— KUTIPAN DOKUMEN —
Zawalusy-syamsi adalah waktu di mana posisi matahari ada di atas
kepala kita, namun sedikit sudah mulai bergerak ke arah barat. Jadi tidak tepat
di atas kepala.
Dan waktu untuk shalat
zhuhur ini berakhir ketika panjang bayangan suatu benda menjadi sama dengan
panjang benda itu sendiri. Misalnya kita menancapkan tongkat yang tingginya 1
meter di bawah sinar matahari pada permukaan tanah yang rata. Bayangan tongkat
itu semakin lama akan semakin panjang seiring dengan semakin bergeraknya
matahari ke arah barat. Begitu panjang bayangannya mencapai 1 meter, maka pada
saat itulah waktu Zhuhur berakhir dan masuklah waktu shalat Ashar.
Ketika tongkat itu tidak punya bayangan baik di sebelah barat
maupun sebelah timurnya, maka itu menunjukkan bahwa matahari tepat berada di
tengah langit. Waktu ini disebut dengan waktu istiwa`. Pada saat itu, belum
lagi masuk waktu zhuhur. Begitu muncul bayangan tongkat di sebelah timur karena
posisi matahari bergerak ke arah barat, maka saat itu dikatakan zawalus-syamsi
atau `matahari tergelincir`. Dan saat itulah masuk waktu zhuhur.

— DAFTAR YANG DISEDIAKAN —
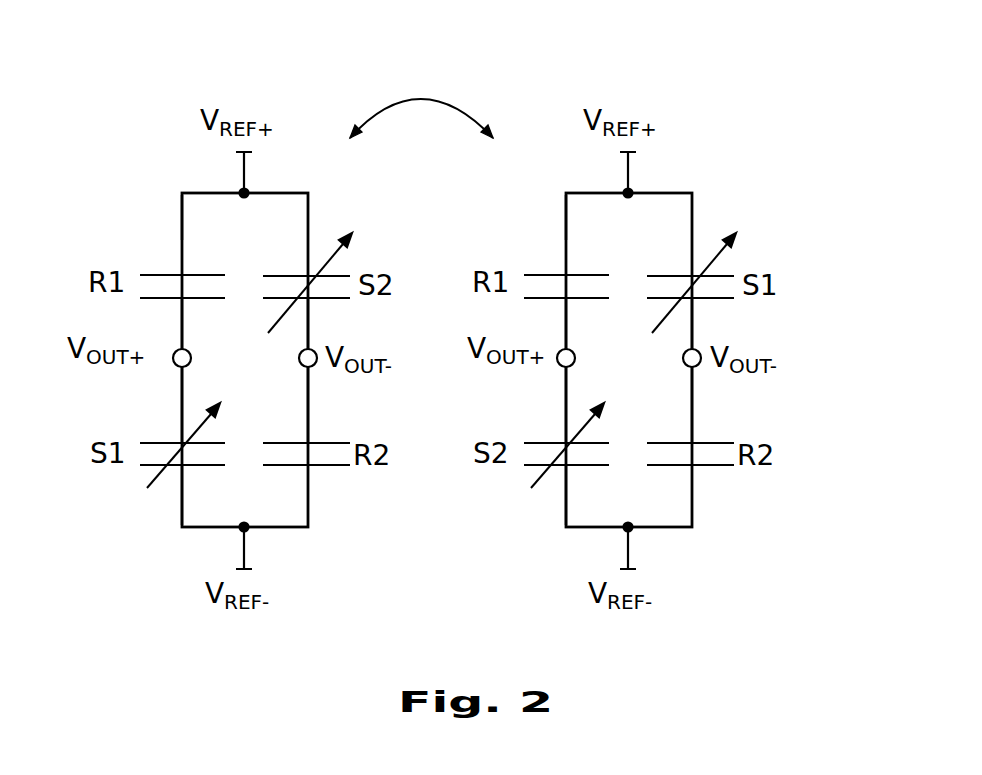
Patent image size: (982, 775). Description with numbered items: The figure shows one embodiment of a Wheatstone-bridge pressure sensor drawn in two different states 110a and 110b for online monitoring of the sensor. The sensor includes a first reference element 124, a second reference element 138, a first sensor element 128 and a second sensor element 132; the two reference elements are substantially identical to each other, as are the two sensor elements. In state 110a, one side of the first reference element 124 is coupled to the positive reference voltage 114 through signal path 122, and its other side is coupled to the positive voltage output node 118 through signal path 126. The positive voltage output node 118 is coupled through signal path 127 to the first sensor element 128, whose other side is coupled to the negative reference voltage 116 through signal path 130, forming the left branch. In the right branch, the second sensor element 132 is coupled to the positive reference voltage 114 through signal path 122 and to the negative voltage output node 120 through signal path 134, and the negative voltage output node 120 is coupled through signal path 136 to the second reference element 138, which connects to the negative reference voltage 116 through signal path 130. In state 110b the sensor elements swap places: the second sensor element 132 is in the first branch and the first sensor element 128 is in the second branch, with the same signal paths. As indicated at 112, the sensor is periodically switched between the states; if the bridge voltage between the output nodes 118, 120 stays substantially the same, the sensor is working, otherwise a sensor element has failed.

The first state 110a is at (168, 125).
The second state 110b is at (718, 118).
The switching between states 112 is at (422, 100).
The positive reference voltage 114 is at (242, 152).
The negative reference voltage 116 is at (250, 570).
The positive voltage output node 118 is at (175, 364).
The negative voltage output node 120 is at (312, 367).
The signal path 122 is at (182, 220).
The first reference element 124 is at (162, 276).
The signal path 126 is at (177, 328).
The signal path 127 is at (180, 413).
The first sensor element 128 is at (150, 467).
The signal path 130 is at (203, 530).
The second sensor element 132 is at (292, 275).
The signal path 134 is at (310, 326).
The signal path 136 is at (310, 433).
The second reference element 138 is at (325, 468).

==

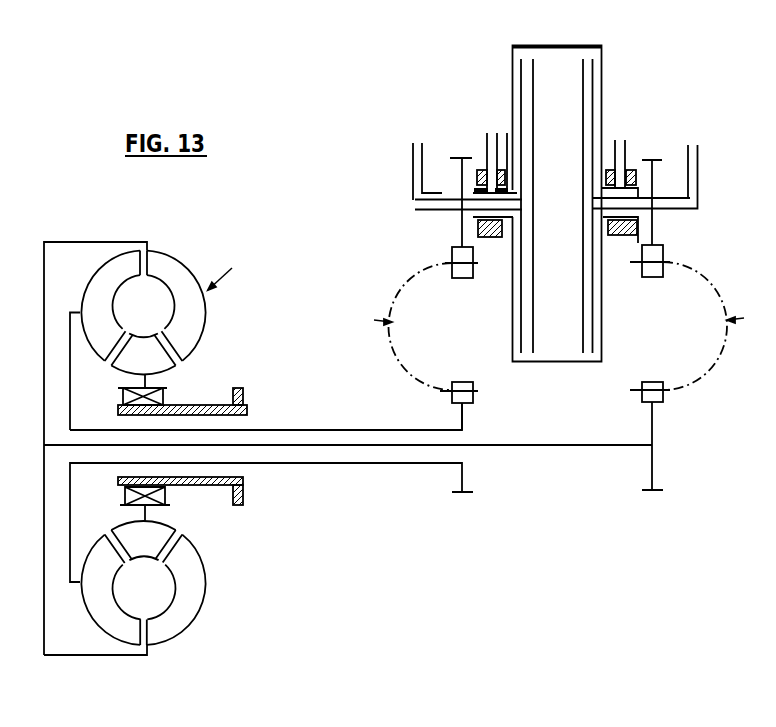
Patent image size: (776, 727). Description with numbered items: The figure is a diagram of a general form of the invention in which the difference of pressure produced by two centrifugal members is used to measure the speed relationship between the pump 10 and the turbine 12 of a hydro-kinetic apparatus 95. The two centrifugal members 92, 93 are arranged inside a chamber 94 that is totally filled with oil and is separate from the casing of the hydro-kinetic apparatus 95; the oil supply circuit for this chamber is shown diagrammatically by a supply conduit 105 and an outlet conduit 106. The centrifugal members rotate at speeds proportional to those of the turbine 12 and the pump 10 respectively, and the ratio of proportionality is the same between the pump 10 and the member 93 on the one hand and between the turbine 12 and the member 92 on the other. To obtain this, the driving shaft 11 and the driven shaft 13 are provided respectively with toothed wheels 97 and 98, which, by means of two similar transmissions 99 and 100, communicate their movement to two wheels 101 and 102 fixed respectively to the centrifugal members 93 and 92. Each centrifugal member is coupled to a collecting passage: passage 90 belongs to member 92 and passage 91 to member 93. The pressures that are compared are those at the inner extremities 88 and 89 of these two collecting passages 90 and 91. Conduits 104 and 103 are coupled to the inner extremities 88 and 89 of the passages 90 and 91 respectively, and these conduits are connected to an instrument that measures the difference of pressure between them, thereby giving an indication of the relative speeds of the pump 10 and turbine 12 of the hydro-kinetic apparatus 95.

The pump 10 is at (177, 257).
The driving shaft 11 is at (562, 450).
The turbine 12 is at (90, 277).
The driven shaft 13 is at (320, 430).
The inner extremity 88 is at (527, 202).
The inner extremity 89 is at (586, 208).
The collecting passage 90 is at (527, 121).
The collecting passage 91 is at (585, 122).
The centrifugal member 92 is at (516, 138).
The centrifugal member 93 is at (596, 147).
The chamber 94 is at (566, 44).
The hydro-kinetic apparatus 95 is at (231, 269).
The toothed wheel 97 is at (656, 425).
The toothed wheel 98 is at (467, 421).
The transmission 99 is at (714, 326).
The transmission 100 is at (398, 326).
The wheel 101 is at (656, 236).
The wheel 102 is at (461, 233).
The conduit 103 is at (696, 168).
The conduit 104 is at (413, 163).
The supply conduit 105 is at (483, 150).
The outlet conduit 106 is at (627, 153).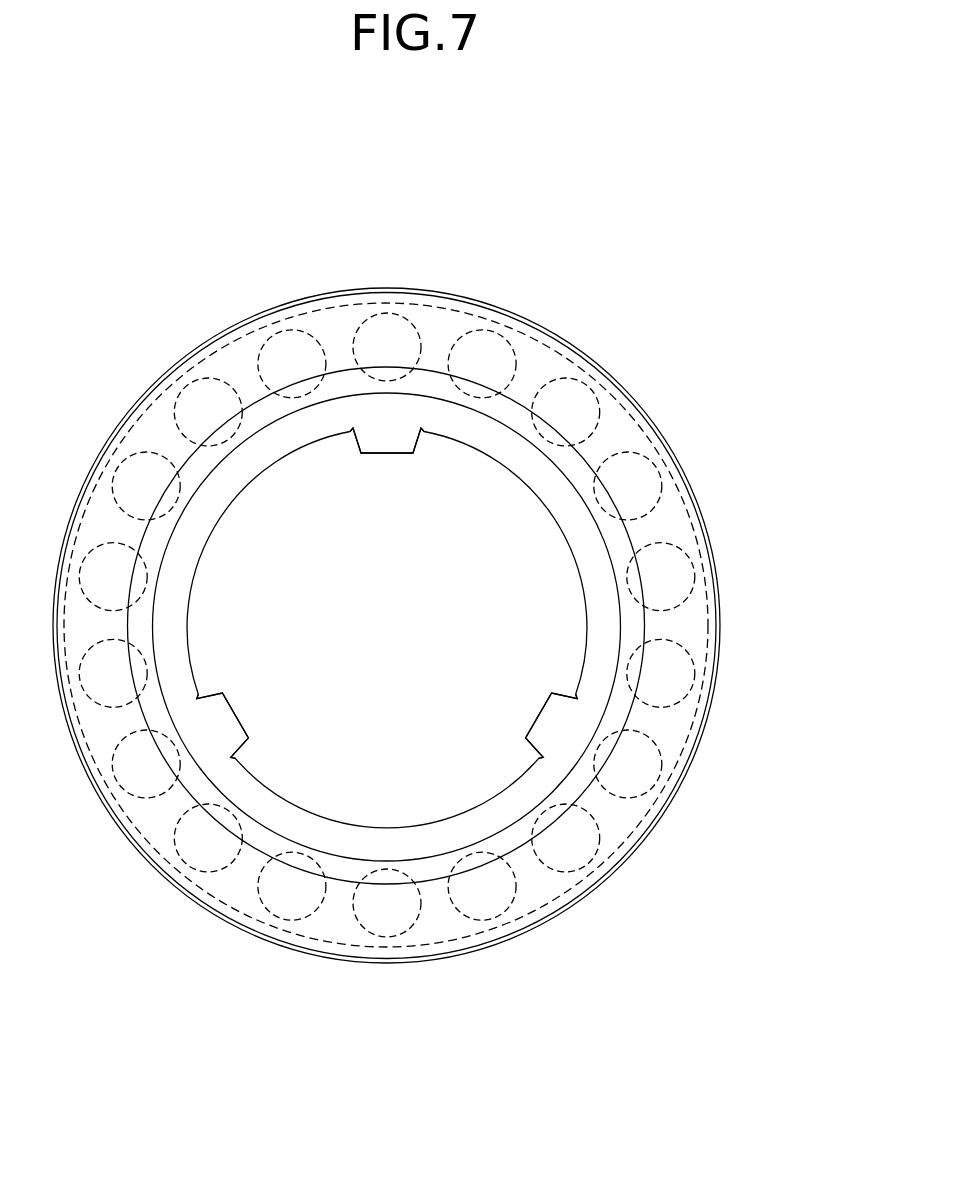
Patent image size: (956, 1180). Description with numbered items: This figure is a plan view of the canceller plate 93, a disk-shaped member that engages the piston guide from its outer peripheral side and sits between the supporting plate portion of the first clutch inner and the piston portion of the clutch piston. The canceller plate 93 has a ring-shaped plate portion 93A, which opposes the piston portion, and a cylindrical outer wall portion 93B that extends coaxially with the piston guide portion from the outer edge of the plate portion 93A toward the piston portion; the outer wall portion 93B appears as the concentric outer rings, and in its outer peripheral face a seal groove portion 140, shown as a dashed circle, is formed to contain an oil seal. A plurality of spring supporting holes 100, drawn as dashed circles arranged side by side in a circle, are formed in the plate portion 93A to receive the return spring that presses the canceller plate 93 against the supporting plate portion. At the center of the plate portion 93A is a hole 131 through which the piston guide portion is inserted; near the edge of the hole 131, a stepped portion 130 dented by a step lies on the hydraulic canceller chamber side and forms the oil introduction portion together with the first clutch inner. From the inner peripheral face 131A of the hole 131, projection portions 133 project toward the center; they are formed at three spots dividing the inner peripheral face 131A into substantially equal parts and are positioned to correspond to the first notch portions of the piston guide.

— PETUNJUK DAN KETENTUAN —
Dalam kutipan tentang waktu shalat zhuhur, disebut apakah waktu ketika tongkat tidak punya bayangan, baik di sebelah barat maupun di sebelah timurnya?

— JAWABAN YANG BENAR —
Waktu istiwa`.